*Your instructions*: Transcribe the entries below exactly; leave every image out.

*Records for processing*:

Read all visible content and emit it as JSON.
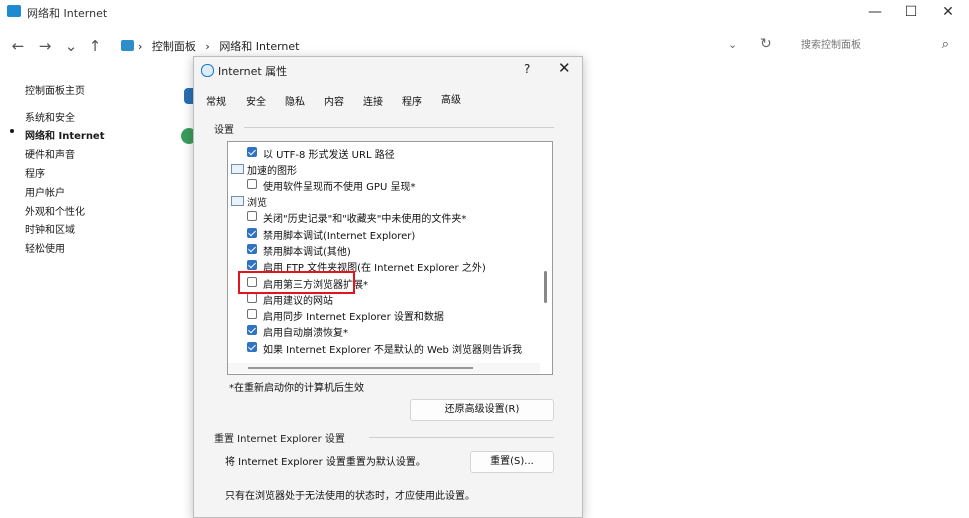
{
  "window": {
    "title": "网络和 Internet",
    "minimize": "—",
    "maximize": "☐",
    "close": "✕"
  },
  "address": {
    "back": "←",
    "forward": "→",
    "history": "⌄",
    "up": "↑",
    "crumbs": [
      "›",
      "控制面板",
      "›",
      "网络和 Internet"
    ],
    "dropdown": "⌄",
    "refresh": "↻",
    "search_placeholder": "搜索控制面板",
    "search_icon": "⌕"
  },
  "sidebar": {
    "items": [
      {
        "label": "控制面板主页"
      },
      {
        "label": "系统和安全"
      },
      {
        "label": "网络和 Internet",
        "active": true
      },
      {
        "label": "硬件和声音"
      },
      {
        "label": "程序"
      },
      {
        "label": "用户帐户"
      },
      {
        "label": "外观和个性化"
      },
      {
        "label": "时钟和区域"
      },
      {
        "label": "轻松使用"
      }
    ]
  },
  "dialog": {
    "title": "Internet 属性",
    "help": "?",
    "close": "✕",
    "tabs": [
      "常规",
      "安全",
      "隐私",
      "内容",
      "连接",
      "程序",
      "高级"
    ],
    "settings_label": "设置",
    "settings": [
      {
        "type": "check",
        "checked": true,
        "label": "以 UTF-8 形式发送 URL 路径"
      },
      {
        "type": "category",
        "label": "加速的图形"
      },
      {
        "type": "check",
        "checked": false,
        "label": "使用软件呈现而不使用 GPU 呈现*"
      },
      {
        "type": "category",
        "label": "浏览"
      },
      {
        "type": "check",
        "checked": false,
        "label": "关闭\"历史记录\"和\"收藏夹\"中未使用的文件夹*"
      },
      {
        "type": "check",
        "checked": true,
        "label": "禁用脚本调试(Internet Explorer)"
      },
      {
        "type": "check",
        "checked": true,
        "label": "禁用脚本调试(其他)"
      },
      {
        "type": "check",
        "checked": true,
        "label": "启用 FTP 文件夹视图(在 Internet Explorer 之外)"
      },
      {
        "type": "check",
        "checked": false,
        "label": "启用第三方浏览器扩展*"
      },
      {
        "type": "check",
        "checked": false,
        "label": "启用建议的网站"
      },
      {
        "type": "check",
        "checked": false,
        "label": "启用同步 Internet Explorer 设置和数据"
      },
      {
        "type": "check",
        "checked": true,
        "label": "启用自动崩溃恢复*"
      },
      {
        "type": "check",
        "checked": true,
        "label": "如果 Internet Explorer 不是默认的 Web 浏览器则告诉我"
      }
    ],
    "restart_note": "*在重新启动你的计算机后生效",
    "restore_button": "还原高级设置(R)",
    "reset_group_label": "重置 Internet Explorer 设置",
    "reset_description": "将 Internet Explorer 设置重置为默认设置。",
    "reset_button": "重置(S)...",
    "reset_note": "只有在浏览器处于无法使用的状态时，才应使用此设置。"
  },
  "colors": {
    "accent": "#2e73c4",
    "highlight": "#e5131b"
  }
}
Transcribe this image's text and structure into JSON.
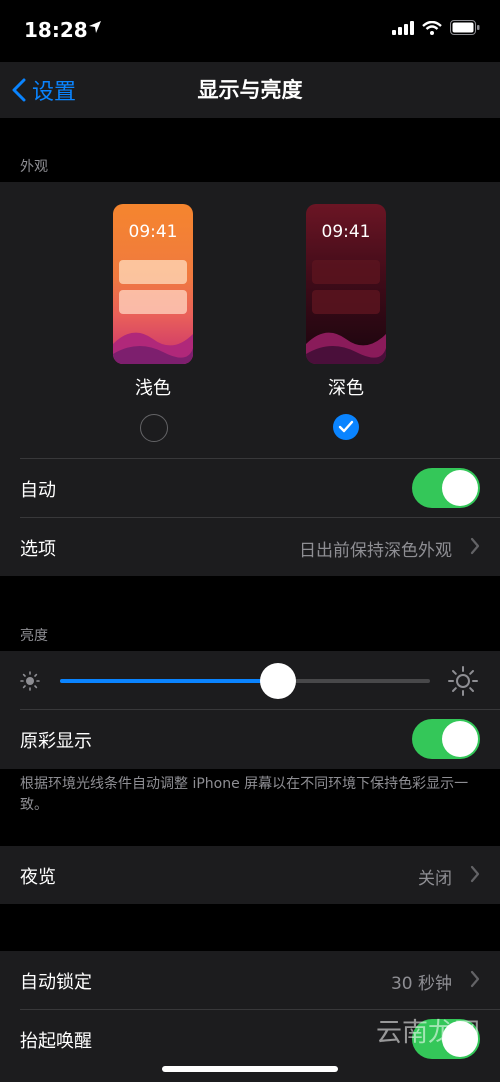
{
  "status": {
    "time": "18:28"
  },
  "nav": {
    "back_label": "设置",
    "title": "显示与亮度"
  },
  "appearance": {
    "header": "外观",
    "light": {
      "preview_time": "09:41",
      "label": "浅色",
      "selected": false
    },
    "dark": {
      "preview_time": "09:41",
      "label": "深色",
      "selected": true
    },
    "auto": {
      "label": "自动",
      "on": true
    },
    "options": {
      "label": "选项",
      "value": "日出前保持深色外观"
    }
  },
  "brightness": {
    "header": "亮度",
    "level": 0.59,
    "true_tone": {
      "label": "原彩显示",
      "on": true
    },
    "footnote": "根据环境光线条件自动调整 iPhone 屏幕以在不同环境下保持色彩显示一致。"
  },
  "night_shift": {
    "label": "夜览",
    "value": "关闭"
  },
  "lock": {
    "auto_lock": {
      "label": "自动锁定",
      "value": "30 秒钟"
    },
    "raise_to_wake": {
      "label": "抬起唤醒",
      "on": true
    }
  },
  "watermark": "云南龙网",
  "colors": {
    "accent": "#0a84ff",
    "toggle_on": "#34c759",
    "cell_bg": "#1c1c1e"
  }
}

*Result of this task*:
Read all visible content and emit it as JSON.
{
  "window": {
    "title": "网络和 Internet",
    "minimize": "—",
    "maximize": "☐",
    "close": "✕"
  },
  "address": {
    "back": "←",
    "forward": "→",
    "history": "⌄",
    "up": "↑",
    "crumbs": [
      "›",
      "控制面板",
      "›",
      "网络和 Internet"
    ],
    "dropdown": "⌄",
    "refresh": "↻",
    "search_placeholder": "搜索控制面板",
    "search_icon": "⌕"
  },
  "sidebar": {
    "items": [
      {
        "label": "控制面板主页"
      },
      {
        "label": "系统和安全"
      },
      {
        "label": "网络和 Internet",
        "active": true
      },
      {
        "label": "硬件和声音"
      },
      {
        "label": "程序"
      },
      {
        "label": "用户帐户"
      },
      {
        "label": "外观和个性化"
      },
      {
        "label": "时钟和区域"
      },
      {
        "label": "轻松使用"
      }
    ]
  },
  "dialog": {
    "title": "Internet 属性",
    "help": "?",
    "close": "✕",
    "tabs": [
      "常规",
      "安全",
      "隐私",
      "内容",
      "连接",
      "程序",
      "高级"
    ],
    "settings_label": "设置",
    "settings": [
      {
        "type": "check",
        "checked": true,
        "label": "以 UTF-8 形式发送 URL 路径"
      },
      {
        "type": "category",
        "label": "加速的图形"
      },
      {
        "type": "check",
        "checked": false,
        "label": "使用软件呈现而不使用 GPU 呈现*"
      },
      {
        "type": "category",
        "label": "浏览"
      },
      {
        "type": "check",
        "checked": false,
        "label": "关闭\"历史记录\"和\"收藏夹\"中未使用的文件夹*"
      },
      {
        "type": "check",
        "checked": true,
        "label": "禁用脚本调试(Internet Explorer)"
      },
      {
        "type": "check",
        "checked": true,
        "label": "禁用脚本调试(其他)"
      },
      {
        "type": "check",
        "checked": true,
        "label": "启用 FTP 文件夹视图(在 Internet Explorer 之外)"
      },
      {
        "type": "check",
        "checked": false,
        "label": "启用第三方浏览器扩展*"
      },
      {
        "type": "check",
        "checked": false,
        "label": "启用建议的网站"
      },
      {
        "type": "check",
        "checked": false,
        "label": "启用同步 Internet Explorer 设置和数据"
      },
      {
        "type": "check",
        "checked": true,
        "label": "启用自动崩溃恢复*"
      },
      {
        "type": "check",
        "checked": true,
        "label": "如果 Internet Explorer 不是默认的 Web 浏览器则告诉我"
      }
    ],
    "restart_note": "*在重新启动你的计算机后生效",
    "restore_button": "还原高级设置(R)",
    "reset_group_label": "重置 Internet Explorer 设置",
    "reset_description": "将 Internet Explorer 设置重置为默认设置。",
    "reset_button": "重置(S)...",
    "reset_note": "只有在浏览器处于无法使用的状态时，才应使用此设置。"
  },
  "colors": {
    "accent": "#2e73c4",
    "highlight": "#e5131b"
  }
}
Transcribe this image's text and structure into JSON.
{
  "status": {
    "time": "18:28"
  },
  "nav": {
    "back_label": "设置",
    "title": "显示与亮度"
  },
  "appearance": {
    "header": "外观",
    "light": {
      "preview_time": "09:41",
      "label": "浅色",
      "selected": false
    },
    "dark": {
      "preview_time": "09:41",
      "label": "深色",
      "selected": true
    },
    "auto": {
      "label": "自动",
      "on": true
    },
    "options": {
      "label": "选项",
      "value": "日出前保持深色外观"
    }
  },
  "brightness": {
    "header": "亮度",
    "level": 0.59,
    "true_tone": {
      "label": "原彩显示",
      "on": true
    },
    "footnote": "根据环境光线条件自动调整 iPhone 屏幕以在不同环境下保持色彩显示一致。"
  },
  "night_shift": {
    "label": "夜览",
    "value": "关闭"
  },
  "lock": {
    "auto_lock": {
      "label": "自动锁定",
      "value": "30 秒钟"
    },
    "raise_to_wake": {
      "label": "抬起唤醒",
      "on": true
    }
  },
  "watermark": "云南龙网",
  "colors": {
    "accent": "#0a84ff",
    "toggle_on": "#34c759",
    "cell_bg": "#1c1c1e"
  }
}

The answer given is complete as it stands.